# TASK STATEMENT
Provide the records once more, identical to the original.

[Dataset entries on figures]
┄┄┄┄┄┄
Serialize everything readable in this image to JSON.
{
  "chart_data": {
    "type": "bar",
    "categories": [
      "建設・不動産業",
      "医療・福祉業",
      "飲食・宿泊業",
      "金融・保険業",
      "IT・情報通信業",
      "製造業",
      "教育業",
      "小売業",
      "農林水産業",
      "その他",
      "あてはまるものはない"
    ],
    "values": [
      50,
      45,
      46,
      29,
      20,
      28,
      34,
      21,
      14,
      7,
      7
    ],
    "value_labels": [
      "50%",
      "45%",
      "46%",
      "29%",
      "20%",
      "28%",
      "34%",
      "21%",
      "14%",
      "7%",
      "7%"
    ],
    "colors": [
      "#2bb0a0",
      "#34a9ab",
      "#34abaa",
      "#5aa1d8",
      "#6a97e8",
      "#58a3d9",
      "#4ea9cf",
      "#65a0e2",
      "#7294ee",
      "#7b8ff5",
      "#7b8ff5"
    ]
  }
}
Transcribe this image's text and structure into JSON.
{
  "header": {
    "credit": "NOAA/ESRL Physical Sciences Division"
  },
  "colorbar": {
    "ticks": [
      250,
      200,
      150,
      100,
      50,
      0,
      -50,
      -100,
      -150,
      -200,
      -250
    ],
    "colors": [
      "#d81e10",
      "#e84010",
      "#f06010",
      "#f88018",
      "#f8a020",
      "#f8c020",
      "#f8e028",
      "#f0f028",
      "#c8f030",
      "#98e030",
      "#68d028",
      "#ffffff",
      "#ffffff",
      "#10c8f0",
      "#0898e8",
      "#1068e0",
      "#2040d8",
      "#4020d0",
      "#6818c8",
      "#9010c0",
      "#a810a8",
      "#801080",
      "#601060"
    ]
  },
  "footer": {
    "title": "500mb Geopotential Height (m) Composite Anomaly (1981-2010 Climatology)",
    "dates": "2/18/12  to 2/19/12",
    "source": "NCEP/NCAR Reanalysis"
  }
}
┄┄┄┄┄┄
# WRITTEN REPLY
Serialize everything readable in this image to JSON.
{
  "chart_data": {
    "type": "bar",
    "categories": [
      "建設・不動産業",
      "医療・福祉業",
      "飲食・宿泊業",
      "金融・保険業",
      "IT・情報通信業",
      "製造業",
      "教育業",
      "小売業",
      "農林水産業",
      "その他",
      "あてはまるものはない"
    ],
    "values": [
      50,
      45,
      46,
      29,
      20,
      28,
      34,
      21,
      14,
      7,
      7
    ],
    "value_labels": [
      "50%",
      "45%",
      "46%",
      "29%",
      "20%",
      "28%",
      "34%",
      "21%",
      "14%",
      "7%",
      "7%"
    ],
    "colors": [
      "#2bb0a0",
      "#34a9ab",
      "#34abaa",
      "#5aa1d8",
      "#6a97e8",
      "#58a3d9",
      "#4ea9cf",
      "#65a0e2",
      "#7294ee",
      "#7b8ff5",
      "#7b8ff5"
    ]
  }
}
Transcribe this image's text and structure into JSON.
{
  "header": {
    "credit": "NOAA/ESRL Physical Sciences Division"
  },
  "colorbar": {
    "ticks": [
      250,
      200,
      150,
      100,
      50,
      0,
      -50,
      -100,
      -150,
      -200,
      -250
    ],
    "colors": [
      "#d81e10",
      "#e84010",
      "#f06010",
      "#f88018",
      "#f8a020",
      "#f8c020",
      "#f8e028",
      "#f0f028",
      "#c8f030",
      "#98e030",
      "#68d028",
      "#ffffff",
      "#ffffff",
      "#10c8f0",
      "#0898e8",
      "#1068e0",
      "#2040d8",
      "#4020d0",
      "#6818c8",
      "#9010c0",
      "#a810a8",
      "#801080",
      "#601060"
    ]
  },
  "footer": {
    "title": "500mb Geopotential Height (m) Composite Anomaly (1981-2010 Climatology)",
    "dates": "2/18/12  to 2/19/12",
    "source": "NCEP/NCAR Reanalysis"
  }
}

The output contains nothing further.